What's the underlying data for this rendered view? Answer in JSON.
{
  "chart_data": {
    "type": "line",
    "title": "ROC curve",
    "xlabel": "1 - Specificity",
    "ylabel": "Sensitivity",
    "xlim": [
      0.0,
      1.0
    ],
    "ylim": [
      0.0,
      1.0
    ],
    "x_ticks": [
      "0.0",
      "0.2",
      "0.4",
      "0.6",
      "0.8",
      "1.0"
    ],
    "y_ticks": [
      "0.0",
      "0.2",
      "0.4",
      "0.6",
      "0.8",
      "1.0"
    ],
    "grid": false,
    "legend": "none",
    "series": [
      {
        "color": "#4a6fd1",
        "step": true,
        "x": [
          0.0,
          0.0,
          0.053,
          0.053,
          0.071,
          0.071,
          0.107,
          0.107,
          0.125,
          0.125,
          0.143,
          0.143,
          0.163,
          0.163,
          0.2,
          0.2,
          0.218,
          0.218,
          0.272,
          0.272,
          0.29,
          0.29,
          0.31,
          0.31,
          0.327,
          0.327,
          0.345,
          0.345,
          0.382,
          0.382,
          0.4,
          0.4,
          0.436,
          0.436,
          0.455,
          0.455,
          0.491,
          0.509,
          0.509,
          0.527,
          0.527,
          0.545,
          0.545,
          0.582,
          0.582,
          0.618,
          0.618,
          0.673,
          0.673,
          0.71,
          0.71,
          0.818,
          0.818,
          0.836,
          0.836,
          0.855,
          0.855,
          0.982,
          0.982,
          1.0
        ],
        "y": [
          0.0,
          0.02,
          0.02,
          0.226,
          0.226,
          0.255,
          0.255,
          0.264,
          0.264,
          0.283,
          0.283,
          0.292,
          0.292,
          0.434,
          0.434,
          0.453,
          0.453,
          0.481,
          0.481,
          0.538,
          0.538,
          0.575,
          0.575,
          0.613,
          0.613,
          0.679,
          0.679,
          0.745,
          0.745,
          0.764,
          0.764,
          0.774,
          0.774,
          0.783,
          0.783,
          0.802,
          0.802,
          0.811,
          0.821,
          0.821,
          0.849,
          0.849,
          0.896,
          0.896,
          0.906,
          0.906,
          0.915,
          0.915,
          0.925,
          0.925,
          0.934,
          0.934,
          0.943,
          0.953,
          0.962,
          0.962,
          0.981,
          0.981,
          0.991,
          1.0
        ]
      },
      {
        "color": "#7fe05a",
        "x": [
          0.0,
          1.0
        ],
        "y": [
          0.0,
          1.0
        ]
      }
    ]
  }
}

------

◆ **WHAT NEEDS TO BE DONE**: Transcribe each entry precisely, missing none.

◆ **FINAL RESULT**:
What's the underlying data for this rendered view? Answer in JSON.
{
  "chart_data": {
    "type": "line",
    "title": "ROC curve",
    "xlabel": "1 - Specificity",
    "ylabel": "Sensitivity",
    "xlim": [
      0.0,
      1.0
    ],
    "ylim": [
      0.0,
      1.0
    ],
    "x_ticks": [
      "0.0",
      "0.2",
      "0.4",
      "0.6",
      "0.8",
      "1.0"
    ],
    "y_ticks": [
      "0.0",
      "0.2",
      "0.4",
      "0.6",
      "0.8",
      "1.0"
    ],
    "grid": false,
    "legend": "none",
    "series": [
      {
        "color": "#4a6fd1",
        "step": true,
        "x": [
          0.0,
          0.0,
          0.053,
          0.053,
          0.071,
          0.071,
          0.107,
          0.107,
          0.125,
          0.125,
          0.143,
          0.143,
          0.163,
          0.163,
          0.2,
          0.2,
          0.218,
          0.218,
          0.272,
          0.272,
          0.29,
          0.29,
          0.31,
          0.31,
          0.327,
          0.327,
          0.345,
          0.345,
          0.382,
          0.382,
          0.4,
          0.4,
          0.436,
          0.436,
          0.455,
          0.455,
          0.491,
          0.509,
          0.509,
          0.527,
          0.527,
          0.545,
          0.545,
          0.582,
          0.582,
          0.618,
          0.618,
          0.673,
          0.673,
          0.71,
          0.71,
          0.818,
          0.818,
          0.836,
          0.836,
          0.855,
          0.855,
          0.982,
          0.982,
          1.0
        ],
        "y": [
          0.0,
          0.02,
          0.02,
          0.226,
          0.226,
          0.255,
          0.255,
          0.264,
          0.264,
          0.283,
          0.283,
          0.292,
          0.292,
          0.434,
          0.434,
          0.453,
          0.453,
          0.481,
          0.481,
          0.538,
          0.538,
          0.575,
          0.575,
          0.613,
          0.613,
          0.679,
          0.679,
          0.745,
          0.745,
          0.764,
          0.764,
          0.774,
          0.774,
          0.783,
          0.783,
          0.802,
          0.802,
          0.811,
          0.821,
          0.821,
          0.849,
          0.849,
          0.896,
          0.896,
          0.906,
          0.906,
          0.915,
          0.915,
          0.925,
          0.925,
          0.934,
          0.934,
          0.943,
          0.953,
          0.962,
          0.962,
          0.981,
          0.981,
          0.991,
          1.0
        ]
      },
      {
        "color": "#7fe05a",
        "x": [
          0.0,
          1.0
        ],
        "y": [
          0.0,
          1.0
        ]
      }
    ]
  }
}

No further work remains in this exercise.